## Start DATA FOR PROCESSING

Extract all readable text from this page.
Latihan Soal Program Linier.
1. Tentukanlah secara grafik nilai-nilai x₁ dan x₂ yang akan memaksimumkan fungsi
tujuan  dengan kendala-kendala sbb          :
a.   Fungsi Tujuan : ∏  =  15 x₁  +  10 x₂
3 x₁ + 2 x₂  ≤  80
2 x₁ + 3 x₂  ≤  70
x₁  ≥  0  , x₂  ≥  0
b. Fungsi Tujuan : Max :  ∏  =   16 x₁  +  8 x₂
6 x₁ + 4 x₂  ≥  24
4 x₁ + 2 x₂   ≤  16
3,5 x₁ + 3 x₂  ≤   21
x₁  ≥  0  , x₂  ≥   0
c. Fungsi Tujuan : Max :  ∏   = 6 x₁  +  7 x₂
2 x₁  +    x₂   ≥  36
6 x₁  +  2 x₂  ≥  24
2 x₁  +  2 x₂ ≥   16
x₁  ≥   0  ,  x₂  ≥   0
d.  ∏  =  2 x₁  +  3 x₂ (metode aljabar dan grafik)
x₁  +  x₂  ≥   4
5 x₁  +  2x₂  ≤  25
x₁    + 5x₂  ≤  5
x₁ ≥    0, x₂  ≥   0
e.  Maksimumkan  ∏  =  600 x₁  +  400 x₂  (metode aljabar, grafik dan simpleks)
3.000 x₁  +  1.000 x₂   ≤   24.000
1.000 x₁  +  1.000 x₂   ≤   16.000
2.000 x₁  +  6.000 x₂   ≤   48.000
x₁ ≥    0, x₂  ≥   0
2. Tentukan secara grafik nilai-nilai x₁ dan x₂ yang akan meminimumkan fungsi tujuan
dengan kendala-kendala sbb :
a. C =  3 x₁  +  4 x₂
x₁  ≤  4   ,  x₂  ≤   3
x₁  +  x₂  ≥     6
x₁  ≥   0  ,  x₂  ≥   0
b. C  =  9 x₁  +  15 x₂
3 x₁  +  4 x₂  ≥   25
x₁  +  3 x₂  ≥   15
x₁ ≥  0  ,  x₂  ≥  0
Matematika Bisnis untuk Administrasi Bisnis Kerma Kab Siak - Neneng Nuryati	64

## End DATA FOR PROCESSING

Transcribe every entry verbatim.

Extract all readable text from this page.
Latihan Soal Program Linier.
1. Tentukanlah secara grafik nilai-nilai x₁ dan x₂ yang akan memaksimumkan fungsi
tujuan  dengan kendala-kendala sbb          :
a.   Fungsi Tujuan : ∏  =  15 x₁  +  10 x₂
3 x₁ + 2 x₂  ≤  80
2 x₁ + 3 x₂  ≤  70
x₁  ≥  0  , x₂  ≥  0
b. Fungsi Tujuan : Max :  ∏  =   16 x₁  +  8 x₂
6 x₁ + 4 x₂  ≥  24
4 x₁ + 2 x₂   ≤  16
3,5 x₁ + 3 x₂  ≤   21
x₁  ≥  0  , x₂  ≥   0
c. Fungsi Tujuan : Max :  ∏   = 6 x₁  +  7 x₂
2 x₁  +    x₂   ≥  36
6 x₁  +  2 x₂  ≥  24
2 x₁  +  2 x₂ ≥   16
x₁  ≥   0  ,  x₂  ≥   0
d.  ∏  =  2 x₁  +  3 x₂ (metode aljabar dan grafik)
x₁  +  x₂  ≥   4
5 x₁  +  2x₂  ≤  25
x₁    + 5x₂  ≤  5
x₁ ≥    0, x₂  ≥   0
e.  Maksimumkan  ∏  =  600 x₁  +  400 x₂  (metode aljabar, grafik dan simpleks)
3.000 x₁  +  1.000 x₂   ≤   24.000
1.000 x₁  +  1.000 x₂   ≤   16.000
2.000 x₁  +  6.000 x₂   ≤   48.000
x₁ ≥    0, x₂  ≥   0
2. Tentukan secara grafik nilai-nilai x₁ dan x₂ yang akan meminimumkan fungsi tujuan
dengan kendala-kendala sbb :
a. C =  3 x₁  +  4 x₂
x₁  ≤  4   ,  x₂  ≤   3
x₁  +  x₂  ≥     6
x₁  ≥   0  ,  x₂  ≥   0
b. C  =  9 x₁  +  15 x₂
3 x₁  +  4 x₂  ≥   25
x₁  +  3 x₂  ≥   15
x₁ ≥  0  ,  x₂  ≥  0
Matematika Bisnis untuk Administrasi Bisnis Kerma Kab Siak - Neneng Nuryati	64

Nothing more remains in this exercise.